Recorded data:
================
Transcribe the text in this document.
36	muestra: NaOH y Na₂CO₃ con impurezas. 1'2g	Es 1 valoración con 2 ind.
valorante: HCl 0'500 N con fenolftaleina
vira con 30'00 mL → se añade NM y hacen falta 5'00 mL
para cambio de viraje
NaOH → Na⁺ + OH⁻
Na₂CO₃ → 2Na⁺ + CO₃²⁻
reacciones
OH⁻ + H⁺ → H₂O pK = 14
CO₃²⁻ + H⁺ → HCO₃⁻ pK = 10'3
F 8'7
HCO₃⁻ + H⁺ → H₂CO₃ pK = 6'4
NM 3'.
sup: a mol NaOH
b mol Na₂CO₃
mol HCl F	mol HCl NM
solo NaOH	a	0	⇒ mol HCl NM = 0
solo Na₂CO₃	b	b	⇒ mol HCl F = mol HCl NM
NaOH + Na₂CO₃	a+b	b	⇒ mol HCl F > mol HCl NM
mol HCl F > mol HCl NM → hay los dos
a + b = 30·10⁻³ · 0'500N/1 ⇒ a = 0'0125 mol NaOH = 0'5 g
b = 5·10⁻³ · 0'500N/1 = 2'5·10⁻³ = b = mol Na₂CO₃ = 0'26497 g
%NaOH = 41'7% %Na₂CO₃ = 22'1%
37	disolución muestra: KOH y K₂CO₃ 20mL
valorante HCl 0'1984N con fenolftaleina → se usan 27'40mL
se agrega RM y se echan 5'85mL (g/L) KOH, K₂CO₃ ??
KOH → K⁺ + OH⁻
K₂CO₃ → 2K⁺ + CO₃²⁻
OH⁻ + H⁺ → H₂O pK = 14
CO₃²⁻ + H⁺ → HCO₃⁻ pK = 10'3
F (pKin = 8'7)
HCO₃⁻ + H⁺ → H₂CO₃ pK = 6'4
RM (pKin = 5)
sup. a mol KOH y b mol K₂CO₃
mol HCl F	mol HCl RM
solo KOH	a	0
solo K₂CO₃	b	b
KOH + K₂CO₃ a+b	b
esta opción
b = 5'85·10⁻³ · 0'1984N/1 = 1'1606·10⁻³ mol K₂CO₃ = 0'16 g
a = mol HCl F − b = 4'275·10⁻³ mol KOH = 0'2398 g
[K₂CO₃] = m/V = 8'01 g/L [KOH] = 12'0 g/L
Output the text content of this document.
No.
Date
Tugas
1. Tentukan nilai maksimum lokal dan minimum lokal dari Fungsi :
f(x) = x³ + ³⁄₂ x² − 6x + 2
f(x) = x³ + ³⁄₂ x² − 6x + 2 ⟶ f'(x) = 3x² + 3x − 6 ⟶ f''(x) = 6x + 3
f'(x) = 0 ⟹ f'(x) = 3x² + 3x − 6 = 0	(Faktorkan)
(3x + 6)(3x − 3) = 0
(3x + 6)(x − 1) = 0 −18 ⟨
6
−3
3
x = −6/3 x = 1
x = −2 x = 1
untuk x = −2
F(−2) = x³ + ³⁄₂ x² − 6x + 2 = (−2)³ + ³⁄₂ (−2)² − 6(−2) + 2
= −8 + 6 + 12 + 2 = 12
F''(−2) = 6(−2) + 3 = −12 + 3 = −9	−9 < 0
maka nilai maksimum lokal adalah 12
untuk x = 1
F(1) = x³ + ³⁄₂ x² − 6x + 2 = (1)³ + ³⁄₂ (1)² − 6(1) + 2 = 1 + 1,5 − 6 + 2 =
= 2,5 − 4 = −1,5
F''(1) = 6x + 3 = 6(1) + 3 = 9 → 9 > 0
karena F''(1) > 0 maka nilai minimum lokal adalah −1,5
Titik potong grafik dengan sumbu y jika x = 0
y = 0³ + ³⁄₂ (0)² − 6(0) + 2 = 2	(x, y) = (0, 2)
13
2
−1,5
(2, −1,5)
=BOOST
================
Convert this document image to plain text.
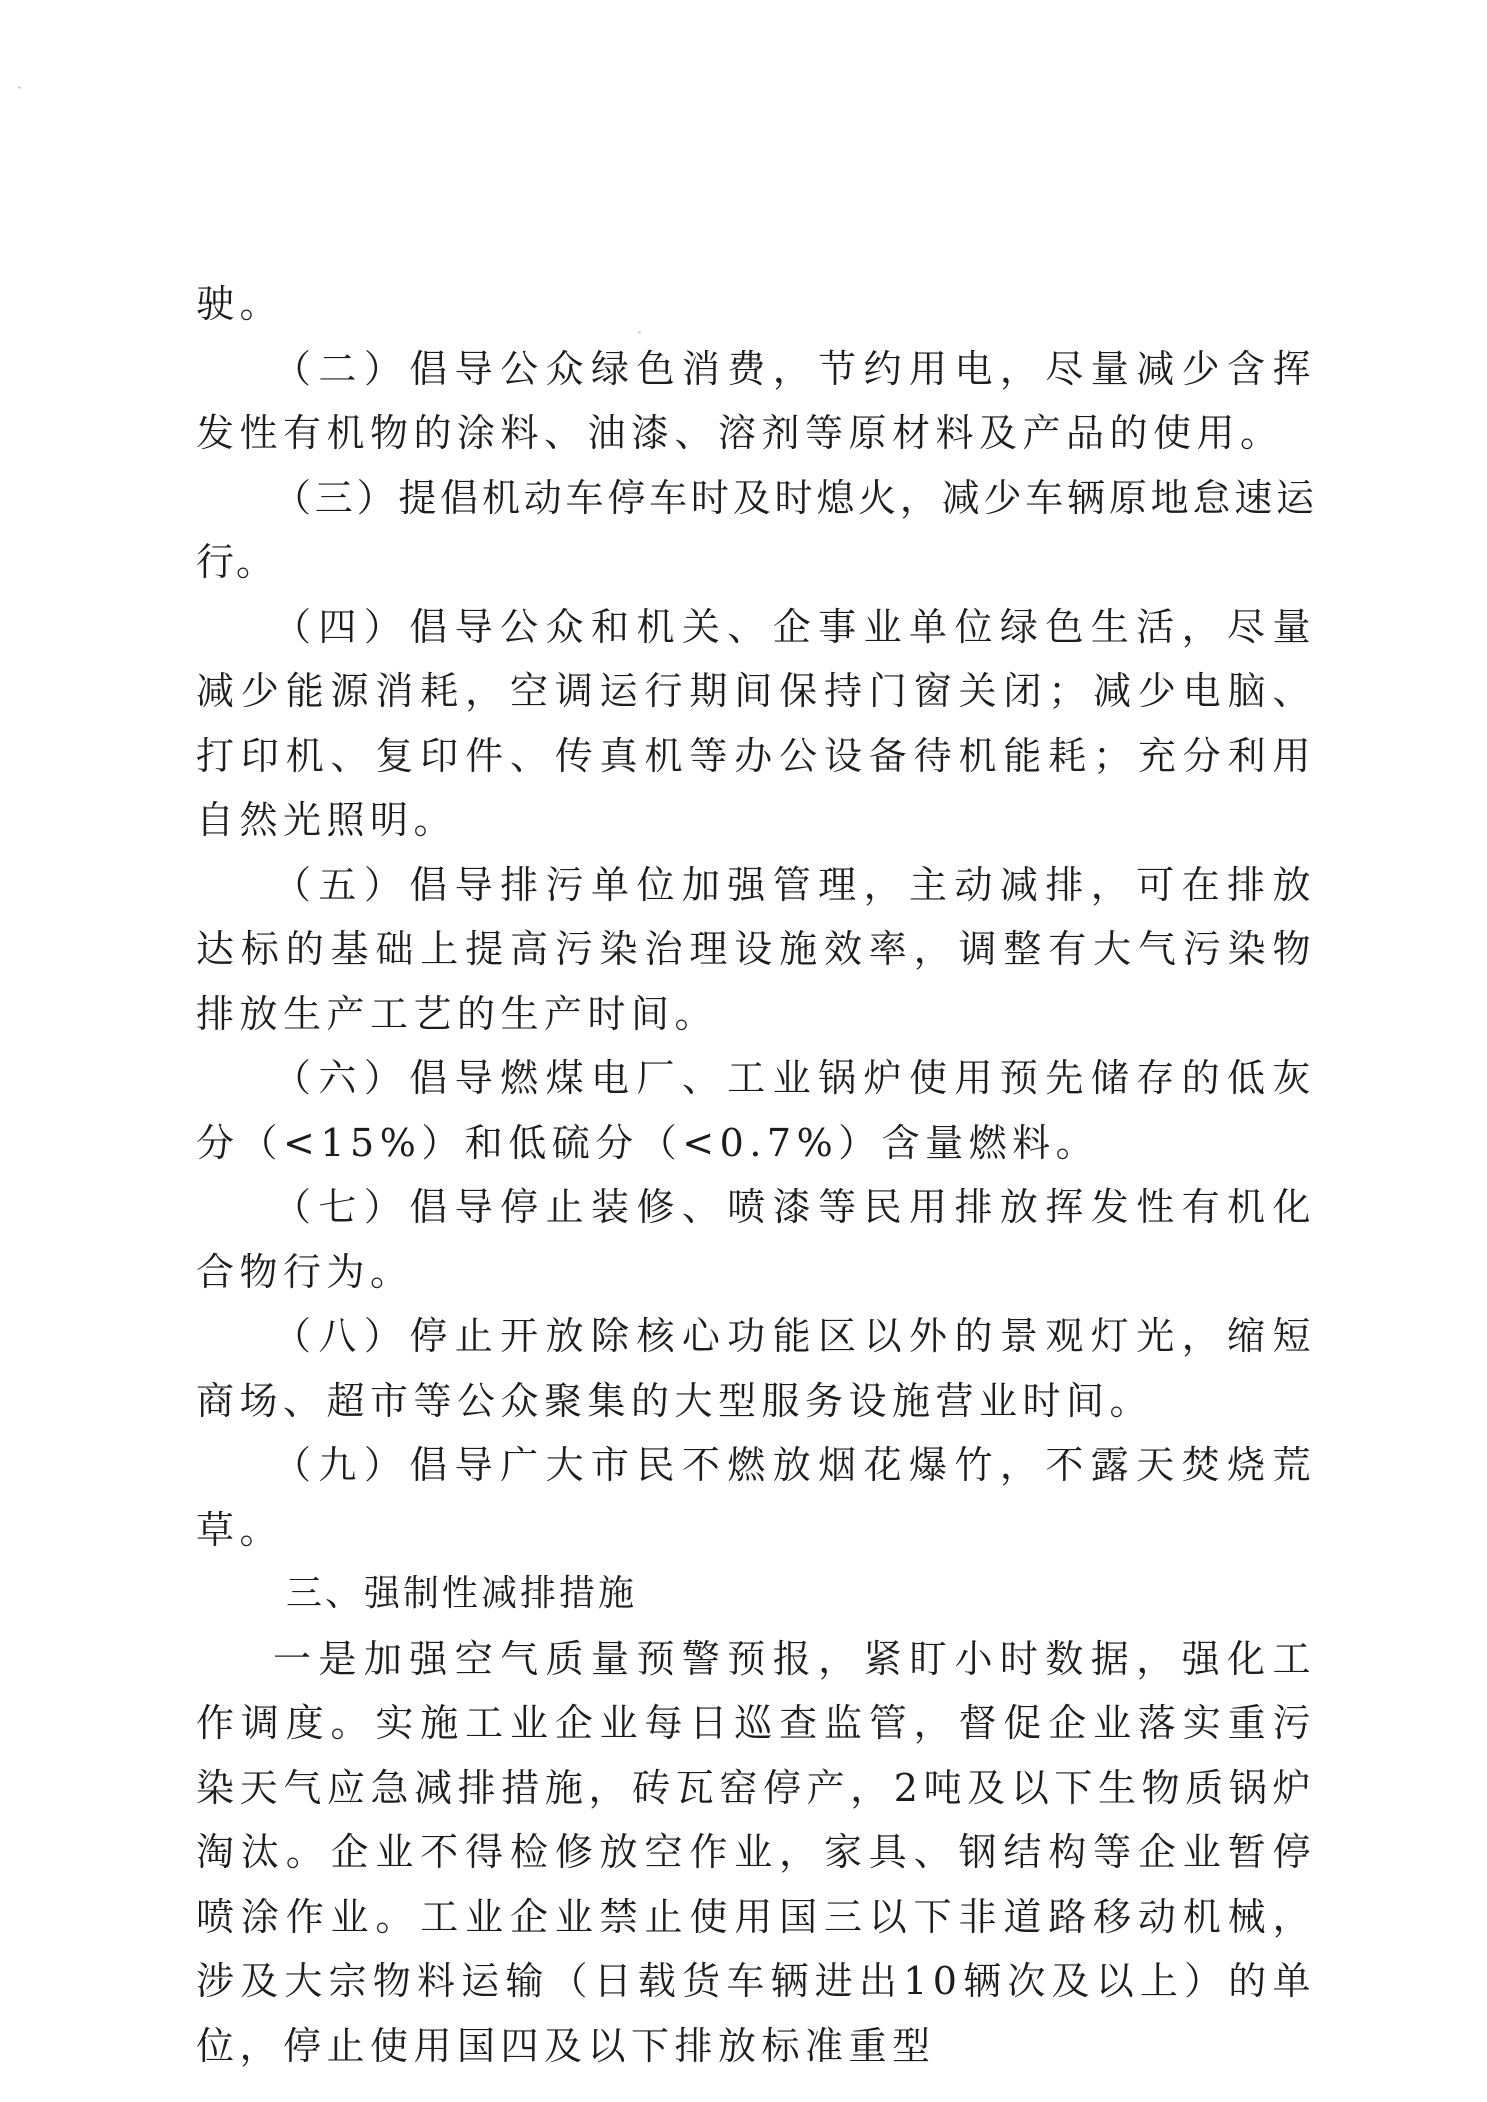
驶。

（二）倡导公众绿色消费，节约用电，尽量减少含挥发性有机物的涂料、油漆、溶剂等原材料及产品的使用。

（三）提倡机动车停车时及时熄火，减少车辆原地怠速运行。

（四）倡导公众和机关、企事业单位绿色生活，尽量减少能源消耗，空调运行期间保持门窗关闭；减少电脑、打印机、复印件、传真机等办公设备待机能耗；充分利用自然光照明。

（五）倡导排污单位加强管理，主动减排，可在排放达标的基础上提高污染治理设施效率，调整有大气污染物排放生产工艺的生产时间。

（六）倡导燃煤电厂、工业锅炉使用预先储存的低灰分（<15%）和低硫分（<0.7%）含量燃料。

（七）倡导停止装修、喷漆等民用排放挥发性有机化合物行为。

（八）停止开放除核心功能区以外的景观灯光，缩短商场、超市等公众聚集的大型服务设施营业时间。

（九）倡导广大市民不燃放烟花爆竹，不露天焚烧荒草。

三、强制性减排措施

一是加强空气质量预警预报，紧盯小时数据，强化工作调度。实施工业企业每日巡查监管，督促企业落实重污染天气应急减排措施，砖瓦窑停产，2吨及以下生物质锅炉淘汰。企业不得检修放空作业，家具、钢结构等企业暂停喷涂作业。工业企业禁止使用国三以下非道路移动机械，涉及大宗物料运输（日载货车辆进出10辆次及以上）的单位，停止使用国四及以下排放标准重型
================
Set task
Pick out and copy the lines of the material that include the word "adalah".

Result
maka nilai maksimum lokal adalah 12
karena F''(1) > 0 maka nilai minimum lokal adalah −1,5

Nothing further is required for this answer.